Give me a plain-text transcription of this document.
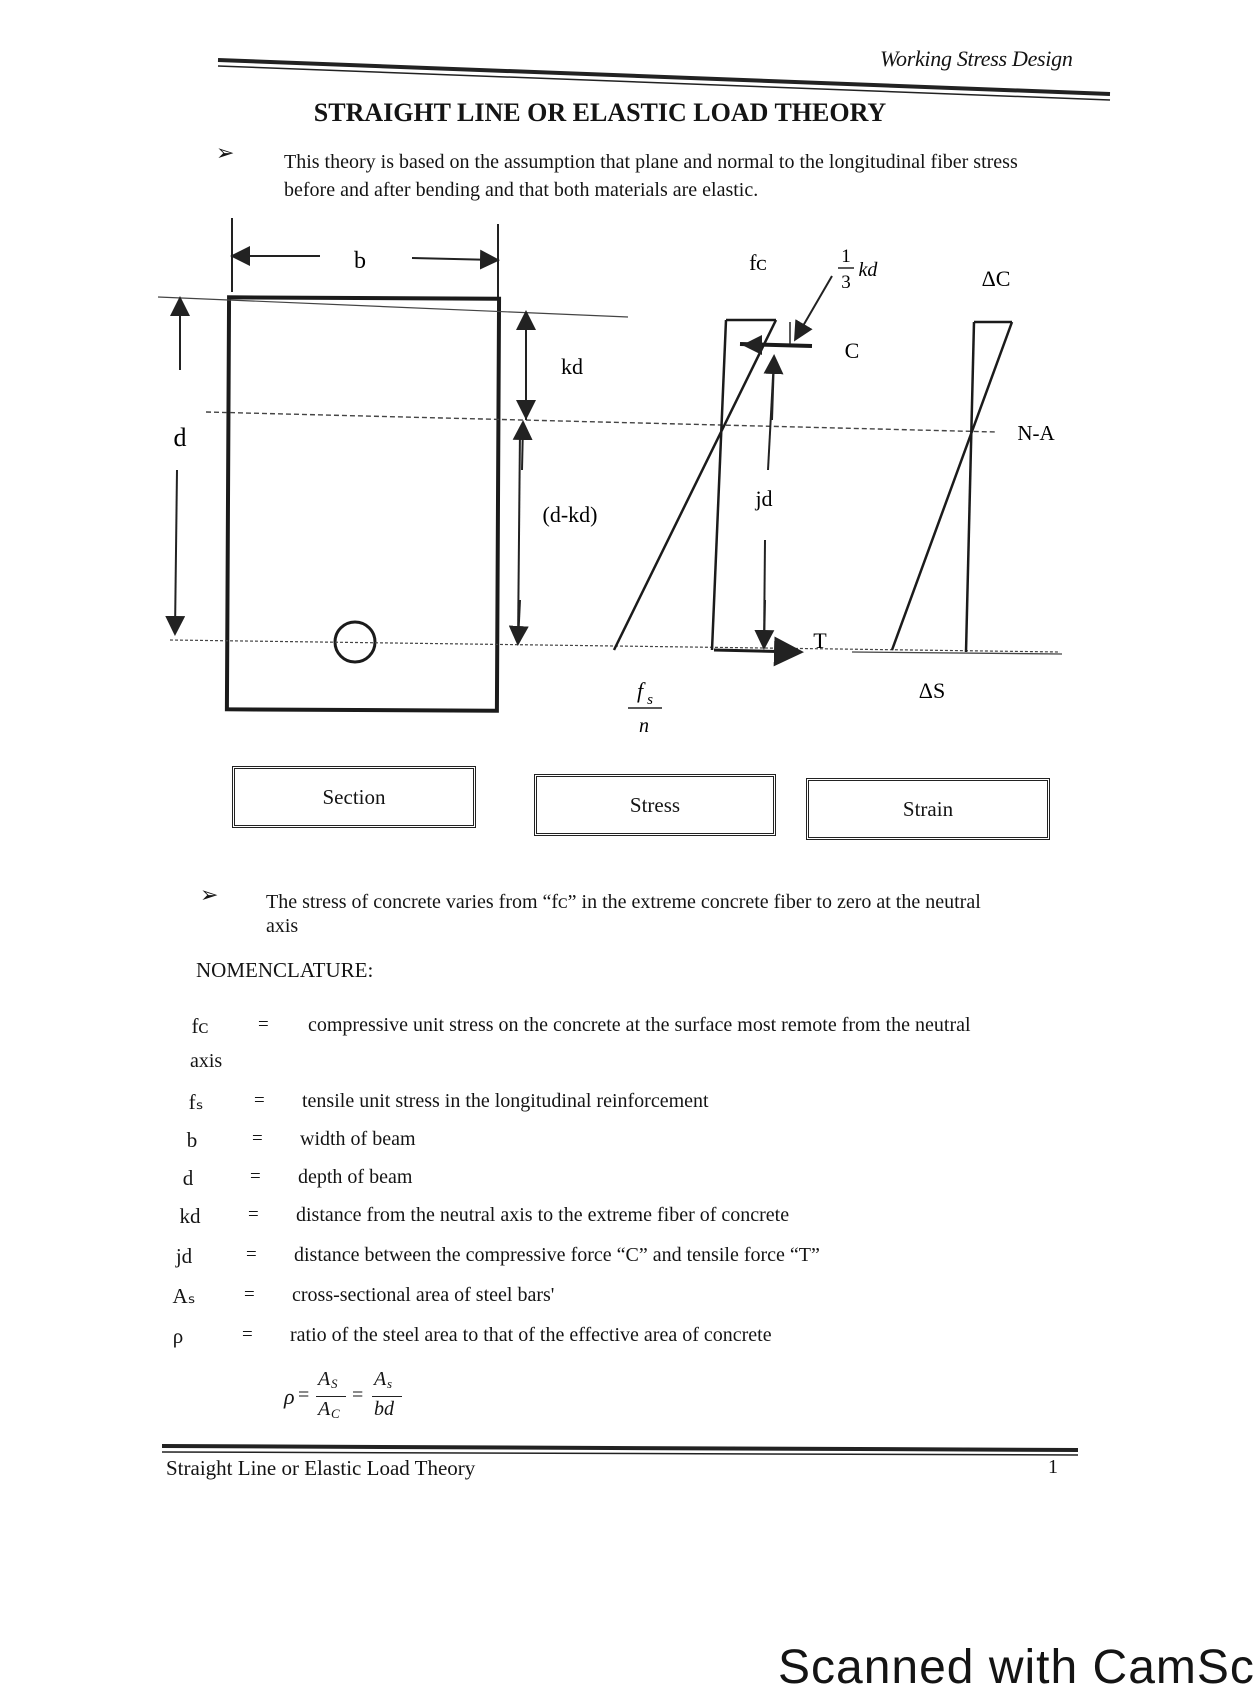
Working Stress Design
STRAIGHT LINE OR ELASTIC LOAD THEORY
➢ This theory is based on the assumption that plane and normal to the longitudinal fiber stress
before and after bending and that both materials are elastic.
b
d
kd
(d-kd)
fᴄ	1
3
kd
C
jd
T
f s
n
ΔC
N-A
ΔS
Section	Stress	Strain
➢ The stress of concrete varies from “fᴄ” in the extreme concrete fiber to zero at the neutral
axis
NOMENCLATURE:
fᴄ	= compressive unit stress on the concrete at the surface most remote from the neutral
axis
fₛ	= tensile unit stress in the longitudinal reinforcement
b	= width of beam
d	= depth of beam
kd	= distance from the neutral axis to the extreme fiber of concrete
jd	= distance between the compressive force “C” and tensile force “T”
Aₛ	= cross-sectional area of steel bars'
ρ	= ratio of the steel area to that of the effective area of concrete
ρ =
A S
A C
=
A s
bd
Straight Line or Elastic Load Theory	1
Scanned with CamSc
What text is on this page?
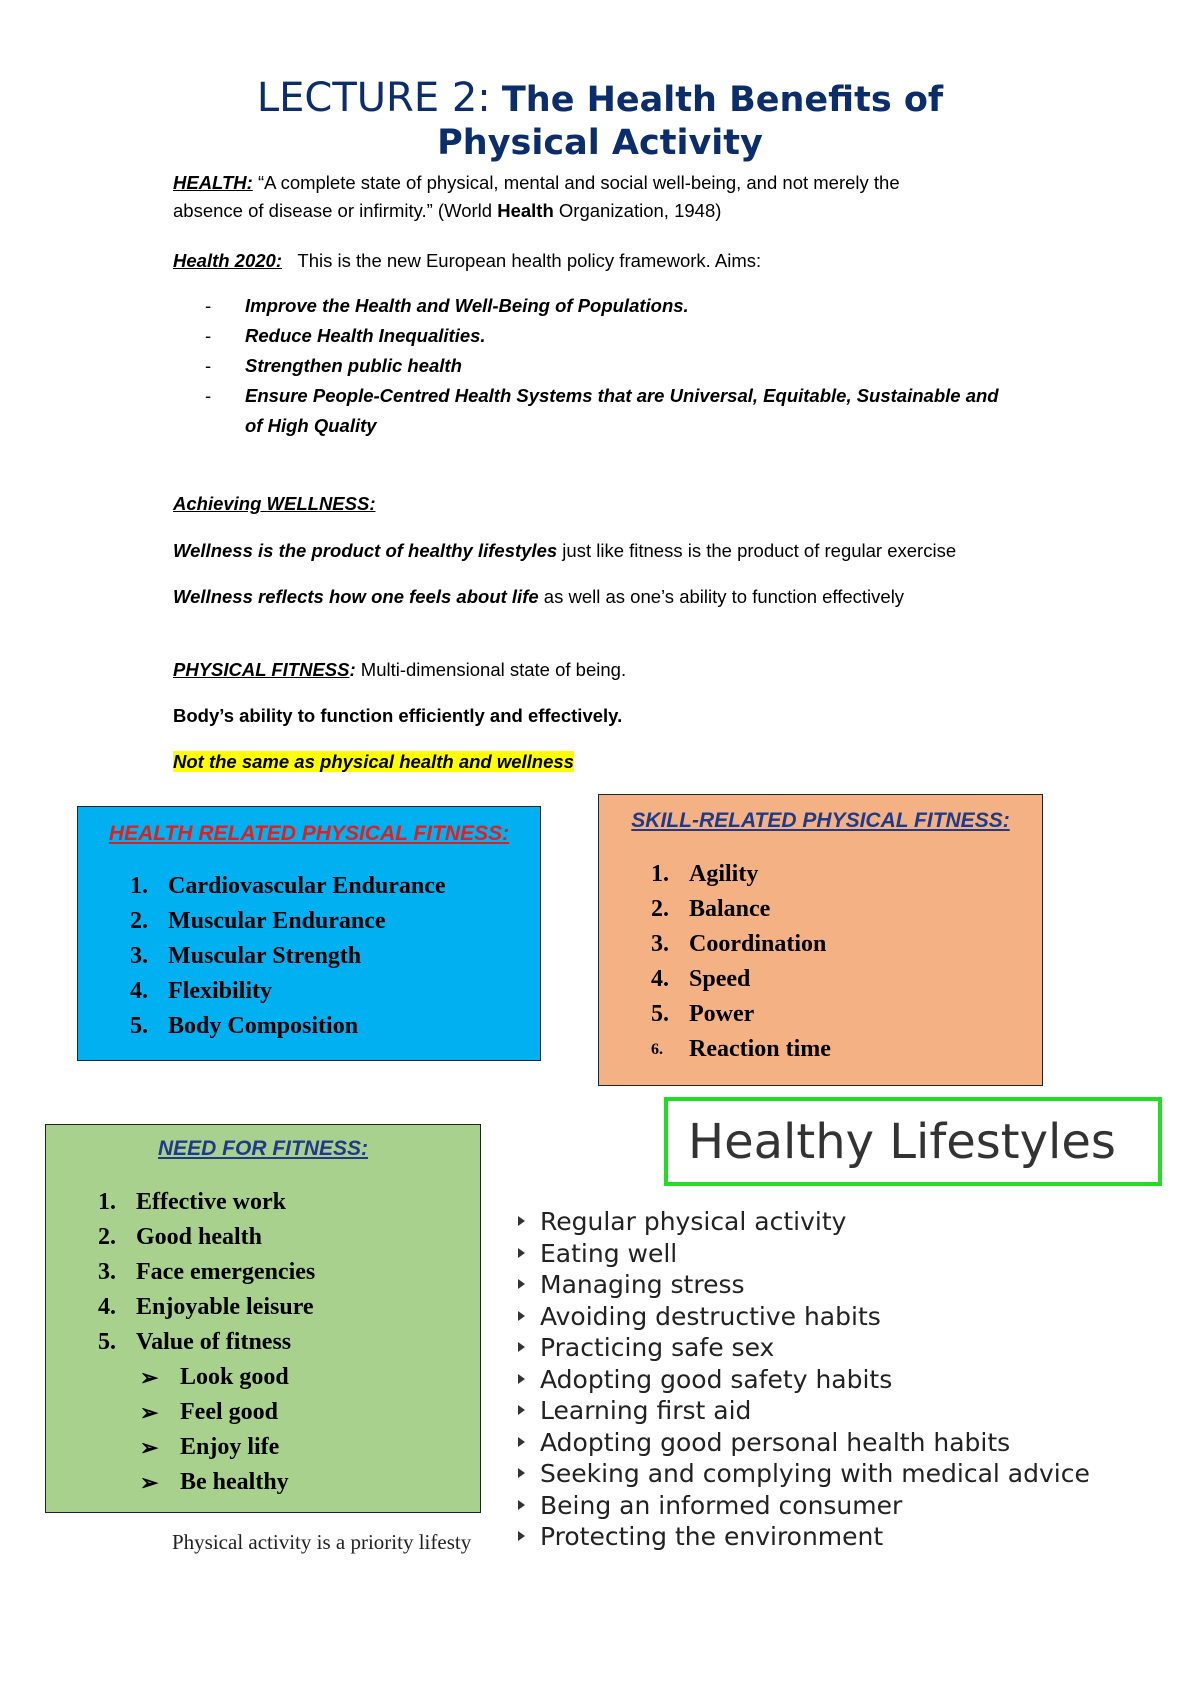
LECTURE 2: The Health Benefits of
Physical Activity
HEALTH: “A complete state of physical, mental and social well-being, and not merely the
absence of disease or infirmity.” (World Health Organization, 1948)
Health 2020: This is the new European health policy framework. Aims:
- Improve the Health and Well-Being of Populations.
- Reduce Health Inequalities.
- Strengthen public health
- Ensure People-Centred Health Systems that are Universal, Equitable, Sustainable and
of High Quality
Achieving WELLNESS:
Wellness is the product of healthy lifestyles just like fitness is the product of regular exercise
Wellness reflects how one feels about life as well as one’s ability to function effectively
PHYSICAL FITNESS: Multi-dimensional state of being.
Body’s ability to function efficiently and effectively.
Not the same as physical health and wellness
HEALTH RELATED PHYSICAL FITNESS:
1. Cardiovascular Endurance
2. Muscular Endurance
3. Muscular Strength
4. Flexibility
5. Body Composition
SKILL-RELATED PHYSICAL FITNESS:
1. Agility
2. Balance
3. Coordination
4. Speed
5. Power
6. Reaction time
NEED FOR FITNESS:
1. Effective work
2. Good health
3. Face emergencies
4. Enjoyable leisure
5. Value of fitness
➢ Look good
➢ Feel good
➢ Enjoy life
➢ Be healthy
Physical activity is a priority lifesty
Healthy Lifestyles
Regular physical activity
Eating well
Managing stress
Avoiding destructive habits
Practicing safe sex
Adopting good safety habits
Learning first aid
Adopting good personal health habits
Seeking and complying with medical advice
Being an informed consumer
Protecting the environment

------------------------------------

▶ THE REQUEST:
Of the lines in the entries above, how many include "habits"? Only the number should be given.

▶ RESPONSE:
3